Data records:

.....

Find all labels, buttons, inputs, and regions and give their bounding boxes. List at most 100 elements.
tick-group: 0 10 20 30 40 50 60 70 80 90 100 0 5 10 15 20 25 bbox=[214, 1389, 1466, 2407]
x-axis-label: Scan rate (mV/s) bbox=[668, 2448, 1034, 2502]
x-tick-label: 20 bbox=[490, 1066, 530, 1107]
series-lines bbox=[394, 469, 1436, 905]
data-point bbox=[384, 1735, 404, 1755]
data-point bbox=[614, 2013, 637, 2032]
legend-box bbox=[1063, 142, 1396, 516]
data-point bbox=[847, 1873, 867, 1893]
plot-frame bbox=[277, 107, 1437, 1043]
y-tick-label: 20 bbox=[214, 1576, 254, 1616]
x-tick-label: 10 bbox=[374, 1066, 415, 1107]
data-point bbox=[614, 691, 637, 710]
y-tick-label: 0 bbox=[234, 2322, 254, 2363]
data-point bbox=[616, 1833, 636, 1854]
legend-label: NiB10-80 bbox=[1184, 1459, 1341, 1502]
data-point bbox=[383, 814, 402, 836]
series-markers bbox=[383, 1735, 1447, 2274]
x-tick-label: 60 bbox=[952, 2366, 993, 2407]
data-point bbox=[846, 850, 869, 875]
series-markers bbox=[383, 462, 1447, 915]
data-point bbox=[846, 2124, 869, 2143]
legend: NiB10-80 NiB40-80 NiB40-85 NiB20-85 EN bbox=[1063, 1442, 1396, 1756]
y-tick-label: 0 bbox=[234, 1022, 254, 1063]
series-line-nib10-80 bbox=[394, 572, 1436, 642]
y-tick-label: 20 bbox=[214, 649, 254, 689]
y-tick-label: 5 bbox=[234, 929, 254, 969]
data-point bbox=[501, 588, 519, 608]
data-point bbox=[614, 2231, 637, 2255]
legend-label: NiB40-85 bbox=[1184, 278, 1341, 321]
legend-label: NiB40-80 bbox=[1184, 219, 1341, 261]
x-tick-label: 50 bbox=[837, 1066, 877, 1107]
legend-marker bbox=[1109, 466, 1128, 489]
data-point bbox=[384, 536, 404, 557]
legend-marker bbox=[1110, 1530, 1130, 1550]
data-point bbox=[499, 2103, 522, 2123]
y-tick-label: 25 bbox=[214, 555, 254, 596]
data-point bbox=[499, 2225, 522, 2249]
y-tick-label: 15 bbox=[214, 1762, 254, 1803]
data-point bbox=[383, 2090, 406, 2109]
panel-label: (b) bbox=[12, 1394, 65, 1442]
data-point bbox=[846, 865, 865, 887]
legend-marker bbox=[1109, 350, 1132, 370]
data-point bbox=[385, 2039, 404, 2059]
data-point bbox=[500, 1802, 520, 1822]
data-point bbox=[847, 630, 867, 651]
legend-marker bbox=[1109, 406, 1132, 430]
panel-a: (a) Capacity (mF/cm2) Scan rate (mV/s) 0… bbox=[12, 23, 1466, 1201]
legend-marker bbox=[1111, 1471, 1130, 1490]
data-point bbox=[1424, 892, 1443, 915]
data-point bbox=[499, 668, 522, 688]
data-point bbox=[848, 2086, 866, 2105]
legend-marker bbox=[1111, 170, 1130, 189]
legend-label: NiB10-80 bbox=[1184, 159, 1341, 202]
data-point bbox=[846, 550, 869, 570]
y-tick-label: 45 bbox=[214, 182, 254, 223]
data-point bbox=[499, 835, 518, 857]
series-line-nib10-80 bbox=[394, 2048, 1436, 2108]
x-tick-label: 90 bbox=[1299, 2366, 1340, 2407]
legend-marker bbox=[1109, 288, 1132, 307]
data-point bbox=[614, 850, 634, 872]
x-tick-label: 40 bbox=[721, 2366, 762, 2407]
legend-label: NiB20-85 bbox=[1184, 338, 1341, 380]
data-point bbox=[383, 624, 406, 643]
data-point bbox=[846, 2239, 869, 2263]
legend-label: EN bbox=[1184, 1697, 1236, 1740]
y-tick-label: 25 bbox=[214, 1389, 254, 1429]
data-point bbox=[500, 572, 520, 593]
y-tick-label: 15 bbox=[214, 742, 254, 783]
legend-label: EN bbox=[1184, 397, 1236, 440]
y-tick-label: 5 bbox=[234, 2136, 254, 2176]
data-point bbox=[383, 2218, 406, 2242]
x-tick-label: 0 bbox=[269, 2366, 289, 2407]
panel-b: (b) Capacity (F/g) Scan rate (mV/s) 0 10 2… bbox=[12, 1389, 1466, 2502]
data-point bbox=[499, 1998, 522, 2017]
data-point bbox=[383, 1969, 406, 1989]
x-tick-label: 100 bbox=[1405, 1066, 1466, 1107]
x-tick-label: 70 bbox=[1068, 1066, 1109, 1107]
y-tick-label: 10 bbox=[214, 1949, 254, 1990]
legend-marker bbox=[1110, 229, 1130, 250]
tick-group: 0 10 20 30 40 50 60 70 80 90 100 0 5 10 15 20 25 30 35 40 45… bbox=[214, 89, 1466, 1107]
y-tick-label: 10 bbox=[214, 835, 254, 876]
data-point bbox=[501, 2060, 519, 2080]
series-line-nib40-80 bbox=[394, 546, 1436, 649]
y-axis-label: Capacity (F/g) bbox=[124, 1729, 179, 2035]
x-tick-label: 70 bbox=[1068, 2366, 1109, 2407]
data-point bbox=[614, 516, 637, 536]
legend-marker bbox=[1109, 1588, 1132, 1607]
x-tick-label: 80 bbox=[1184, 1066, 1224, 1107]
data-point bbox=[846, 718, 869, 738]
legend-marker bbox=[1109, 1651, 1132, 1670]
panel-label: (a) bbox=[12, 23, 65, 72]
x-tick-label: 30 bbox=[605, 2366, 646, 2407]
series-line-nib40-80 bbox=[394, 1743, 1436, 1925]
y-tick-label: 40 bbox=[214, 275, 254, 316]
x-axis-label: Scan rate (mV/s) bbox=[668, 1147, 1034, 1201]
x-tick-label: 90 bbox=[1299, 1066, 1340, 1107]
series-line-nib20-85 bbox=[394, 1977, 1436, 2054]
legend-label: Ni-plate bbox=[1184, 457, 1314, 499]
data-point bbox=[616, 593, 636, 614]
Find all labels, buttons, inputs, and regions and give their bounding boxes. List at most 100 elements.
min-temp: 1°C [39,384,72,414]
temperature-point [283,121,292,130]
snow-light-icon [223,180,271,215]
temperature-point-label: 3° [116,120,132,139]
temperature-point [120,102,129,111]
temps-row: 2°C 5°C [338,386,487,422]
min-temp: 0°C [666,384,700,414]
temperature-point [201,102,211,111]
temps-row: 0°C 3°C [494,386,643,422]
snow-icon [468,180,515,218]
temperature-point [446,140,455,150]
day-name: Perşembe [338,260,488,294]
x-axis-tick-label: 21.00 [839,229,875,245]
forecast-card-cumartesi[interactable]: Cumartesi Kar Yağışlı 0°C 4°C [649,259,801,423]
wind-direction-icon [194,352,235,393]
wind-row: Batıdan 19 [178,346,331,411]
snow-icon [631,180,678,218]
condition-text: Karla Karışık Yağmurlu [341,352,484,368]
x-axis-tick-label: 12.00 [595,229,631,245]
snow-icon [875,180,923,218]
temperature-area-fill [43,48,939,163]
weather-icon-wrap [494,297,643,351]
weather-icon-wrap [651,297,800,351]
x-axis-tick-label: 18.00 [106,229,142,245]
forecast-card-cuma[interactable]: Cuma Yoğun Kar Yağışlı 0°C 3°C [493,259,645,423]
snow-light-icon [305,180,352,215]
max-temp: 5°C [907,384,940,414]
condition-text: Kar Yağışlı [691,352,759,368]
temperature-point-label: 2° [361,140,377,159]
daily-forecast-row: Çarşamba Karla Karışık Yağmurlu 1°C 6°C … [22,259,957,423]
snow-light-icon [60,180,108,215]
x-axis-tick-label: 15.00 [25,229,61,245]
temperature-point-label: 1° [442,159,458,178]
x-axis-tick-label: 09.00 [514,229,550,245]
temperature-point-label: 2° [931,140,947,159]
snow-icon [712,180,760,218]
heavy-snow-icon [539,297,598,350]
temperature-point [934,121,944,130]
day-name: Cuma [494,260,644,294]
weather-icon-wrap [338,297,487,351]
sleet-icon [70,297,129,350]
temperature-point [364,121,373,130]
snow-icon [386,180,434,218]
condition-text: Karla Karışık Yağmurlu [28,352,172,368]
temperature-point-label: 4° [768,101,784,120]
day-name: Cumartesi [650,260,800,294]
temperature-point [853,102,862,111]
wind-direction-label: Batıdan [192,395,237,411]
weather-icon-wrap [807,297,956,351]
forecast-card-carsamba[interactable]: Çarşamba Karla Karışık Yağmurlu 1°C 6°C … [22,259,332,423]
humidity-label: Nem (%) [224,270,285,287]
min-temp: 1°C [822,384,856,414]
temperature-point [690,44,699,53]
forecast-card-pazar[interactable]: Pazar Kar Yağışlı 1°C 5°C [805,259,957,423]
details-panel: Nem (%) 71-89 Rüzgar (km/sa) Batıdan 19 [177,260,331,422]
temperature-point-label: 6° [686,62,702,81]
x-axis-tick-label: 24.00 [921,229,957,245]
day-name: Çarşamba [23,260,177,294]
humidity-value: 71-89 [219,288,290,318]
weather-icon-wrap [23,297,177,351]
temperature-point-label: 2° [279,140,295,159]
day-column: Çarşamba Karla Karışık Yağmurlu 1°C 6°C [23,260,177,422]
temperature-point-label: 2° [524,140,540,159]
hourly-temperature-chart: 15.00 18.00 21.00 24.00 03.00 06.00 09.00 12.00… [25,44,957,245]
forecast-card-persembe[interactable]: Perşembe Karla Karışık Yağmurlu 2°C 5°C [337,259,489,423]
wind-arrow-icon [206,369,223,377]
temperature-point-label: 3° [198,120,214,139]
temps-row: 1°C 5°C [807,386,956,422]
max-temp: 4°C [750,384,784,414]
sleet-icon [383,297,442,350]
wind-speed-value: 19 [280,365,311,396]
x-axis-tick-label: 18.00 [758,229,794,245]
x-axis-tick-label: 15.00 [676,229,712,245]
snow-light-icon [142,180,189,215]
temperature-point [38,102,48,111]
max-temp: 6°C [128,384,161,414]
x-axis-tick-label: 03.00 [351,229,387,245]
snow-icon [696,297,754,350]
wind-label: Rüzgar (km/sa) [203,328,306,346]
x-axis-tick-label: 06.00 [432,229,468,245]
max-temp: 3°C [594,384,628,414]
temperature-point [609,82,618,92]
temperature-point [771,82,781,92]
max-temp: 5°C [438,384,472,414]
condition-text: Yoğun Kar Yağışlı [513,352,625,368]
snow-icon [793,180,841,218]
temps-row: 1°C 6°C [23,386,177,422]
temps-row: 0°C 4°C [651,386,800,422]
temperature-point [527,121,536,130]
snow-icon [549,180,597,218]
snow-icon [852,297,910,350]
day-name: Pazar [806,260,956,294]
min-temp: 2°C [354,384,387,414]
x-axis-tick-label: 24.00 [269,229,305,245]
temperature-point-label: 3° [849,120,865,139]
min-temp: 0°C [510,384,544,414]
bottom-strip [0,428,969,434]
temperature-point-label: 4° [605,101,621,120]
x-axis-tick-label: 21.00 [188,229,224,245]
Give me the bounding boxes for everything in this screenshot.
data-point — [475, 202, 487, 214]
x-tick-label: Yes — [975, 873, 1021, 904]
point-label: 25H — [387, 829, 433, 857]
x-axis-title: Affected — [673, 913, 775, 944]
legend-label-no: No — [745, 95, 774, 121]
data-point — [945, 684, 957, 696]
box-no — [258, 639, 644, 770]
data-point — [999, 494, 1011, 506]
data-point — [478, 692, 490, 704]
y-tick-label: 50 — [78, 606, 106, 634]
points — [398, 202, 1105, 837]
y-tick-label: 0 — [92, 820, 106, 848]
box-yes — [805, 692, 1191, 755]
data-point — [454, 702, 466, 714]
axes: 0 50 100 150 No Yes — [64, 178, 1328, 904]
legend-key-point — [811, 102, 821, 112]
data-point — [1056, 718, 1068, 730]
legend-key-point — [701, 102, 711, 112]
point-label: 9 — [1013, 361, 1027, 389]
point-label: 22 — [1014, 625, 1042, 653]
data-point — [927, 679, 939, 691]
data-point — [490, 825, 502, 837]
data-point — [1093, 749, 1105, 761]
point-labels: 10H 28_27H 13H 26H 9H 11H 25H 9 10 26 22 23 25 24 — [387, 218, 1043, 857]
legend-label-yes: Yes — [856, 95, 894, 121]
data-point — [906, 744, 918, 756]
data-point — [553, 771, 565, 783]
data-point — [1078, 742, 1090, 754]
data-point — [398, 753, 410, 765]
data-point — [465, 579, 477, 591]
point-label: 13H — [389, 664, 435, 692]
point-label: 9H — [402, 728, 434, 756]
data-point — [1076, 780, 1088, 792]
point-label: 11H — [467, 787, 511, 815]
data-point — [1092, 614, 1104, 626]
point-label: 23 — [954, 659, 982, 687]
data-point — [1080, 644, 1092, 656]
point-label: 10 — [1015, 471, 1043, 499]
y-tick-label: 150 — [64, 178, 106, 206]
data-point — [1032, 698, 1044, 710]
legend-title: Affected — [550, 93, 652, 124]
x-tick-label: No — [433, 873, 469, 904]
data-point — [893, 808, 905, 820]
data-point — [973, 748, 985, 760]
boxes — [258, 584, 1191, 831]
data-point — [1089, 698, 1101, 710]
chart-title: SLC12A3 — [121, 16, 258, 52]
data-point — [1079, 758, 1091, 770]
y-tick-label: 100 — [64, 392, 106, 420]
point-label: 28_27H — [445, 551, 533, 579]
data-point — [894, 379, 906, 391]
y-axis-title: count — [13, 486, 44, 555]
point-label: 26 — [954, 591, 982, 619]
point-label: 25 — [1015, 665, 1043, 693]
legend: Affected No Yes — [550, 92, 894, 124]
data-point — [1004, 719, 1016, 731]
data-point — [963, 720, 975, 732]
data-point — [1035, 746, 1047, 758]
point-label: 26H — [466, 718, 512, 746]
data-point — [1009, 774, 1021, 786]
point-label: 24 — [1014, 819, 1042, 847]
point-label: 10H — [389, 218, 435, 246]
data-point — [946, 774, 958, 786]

.....

:: What you are asked to do ::
Rename every "data-point" to "marker" in the data from its start through the line holding "y-tick-label: 0 bbox=[234, 2322, 254, 2363]", inclusive, and give those lines again with nothing else changed.

:: Task solution ::
Find all labels, buttons, inputs, and regions and give their bounding boxes. List at most 100 elements.
tick-group: 0 10 20 30 40 50 60 70 80 90 100 0 5 10 15 20 25 bbox=[214, 1389, 1466, 2407]
x-axis-label: Scan rate (mV/s) bbox=[668, 2448, 1034, 2502]
x-tick-label: 20 bbox=[490, 1066, 530, 1107]
series-lines bbox=[394, 469, 1436, 905]
marker bbox=[384, 1735, 404, 1755]
marker bbox=[614, 2013, 637, 2032]
legend-box bbox=[1063, 142, 1396, 516]
marker bbox=[847, 1873, 867, 1893]
plot-frame bbox=[277, 107, 1437, 1043]
y-tick-label: 20 bbox=[214, 1576, 254, 1616]
x-tick-label: 10 bbox=[374, 1066, 415, 1107]
marker bbox=[614, 691, 637, 710]
y-tick-label: 0 bbox=[234, 2322, 254, 2363]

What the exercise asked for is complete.